• STATED TASK:
Take each line containing the word "violent" and copy it.

Figure contents as structured data
=====

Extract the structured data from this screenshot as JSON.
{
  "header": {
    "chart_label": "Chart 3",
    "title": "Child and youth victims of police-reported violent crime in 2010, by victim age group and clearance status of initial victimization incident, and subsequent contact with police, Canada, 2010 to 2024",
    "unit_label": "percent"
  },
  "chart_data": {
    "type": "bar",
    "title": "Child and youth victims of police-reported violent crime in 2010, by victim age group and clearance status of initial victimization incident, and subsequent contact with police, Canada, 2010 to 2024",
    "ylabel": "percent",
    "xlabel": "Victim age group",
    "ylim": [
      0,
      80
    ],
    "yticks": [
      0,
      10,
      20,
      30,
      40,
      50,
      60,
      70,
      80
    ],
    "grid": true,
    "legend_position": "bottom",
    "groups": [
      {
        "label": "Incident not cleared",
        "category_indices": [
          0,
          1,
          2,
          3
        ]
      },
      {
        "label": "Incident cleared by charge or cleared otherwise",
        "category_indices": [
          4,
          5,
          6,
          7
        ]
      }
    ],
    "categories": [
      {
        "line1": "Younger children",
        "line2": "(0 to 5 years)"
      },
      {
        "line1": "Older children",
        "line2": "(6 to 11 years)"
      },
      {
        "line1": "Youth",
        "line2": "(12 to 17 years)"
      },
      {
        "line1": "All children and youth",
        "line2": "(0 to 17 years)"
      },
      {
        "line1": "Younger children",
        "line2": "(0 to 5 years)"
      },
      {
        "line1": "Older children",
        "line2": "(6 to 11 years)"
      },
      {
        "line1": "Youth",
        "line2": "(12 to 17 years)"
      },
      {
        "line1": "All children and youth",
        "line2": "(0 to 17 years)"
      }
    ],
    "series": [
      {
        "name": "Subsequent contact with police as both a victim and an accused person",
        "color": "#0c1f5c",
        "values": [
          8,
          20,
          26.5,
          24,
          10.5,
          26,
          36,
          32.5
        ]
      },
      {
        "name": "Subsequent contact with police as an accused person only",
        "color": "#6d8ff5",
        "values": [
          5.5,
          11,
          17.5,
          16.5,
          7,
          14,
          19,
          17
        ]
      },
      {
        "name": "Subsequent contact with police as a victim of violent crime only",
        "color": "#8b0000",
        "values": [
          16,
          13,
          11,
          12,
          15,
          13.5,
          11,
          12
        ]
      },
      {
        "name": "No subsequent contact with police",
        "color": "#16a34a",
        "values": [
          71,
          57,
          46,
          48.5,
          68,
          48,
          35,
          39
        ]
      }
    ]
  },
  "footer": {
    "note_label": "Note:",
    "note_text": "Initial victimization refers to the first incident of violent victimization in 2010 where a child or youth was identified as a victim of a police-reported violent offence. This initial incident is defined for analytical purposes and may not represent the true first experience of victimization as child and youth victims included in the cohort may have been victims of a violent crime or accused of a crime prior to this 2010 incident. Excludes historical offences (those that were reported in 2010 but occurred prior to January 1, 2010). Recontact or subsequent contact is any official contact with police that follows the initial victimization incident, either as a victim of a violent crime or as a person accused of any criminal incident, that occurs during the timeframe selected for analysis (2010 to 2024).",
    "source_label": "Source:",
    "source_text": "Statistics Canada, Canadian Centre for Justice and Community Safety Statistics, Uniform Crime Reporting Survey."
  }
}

=====

• THE SOLUTION:
    "title": "Child and youth victims of police-reported violent crime in 2010, by victim age group and clearance status of initial victimization incident, and subsequent contact with police, Canada, 2010 to 2024",
    "title": "Child and youth victims of police-reported violent crime in 2010, by victim age group and clearance status of initial victimization incident, and subsequent contact with police, Canada, 2010 to 2024",
        "name": "Subsequent contact with police as a victim of violent crime only",
    "note_text": "Initial victimization refers to the first incident of violent victimization in 2010 where a child or youth was identified as a victim of a police-reported violent offence. This initial incident is defined for analytical purposes and may not represent the true first experience of victimization as child and youth victims included in the cohort may have been victims of a violent crime or accused of a crime prior to this 2010 incident. Excludes historical offences (those that were reported in 2010 but occurred prior to January 1, 2010). Recontact or subsequent contact is any official contact with police that follows the initial victimization incident, either as a victim of a violent crime or as a person accused of any criminal incident, that occurs during the timeframe selected for analysis (2010 to 2024).",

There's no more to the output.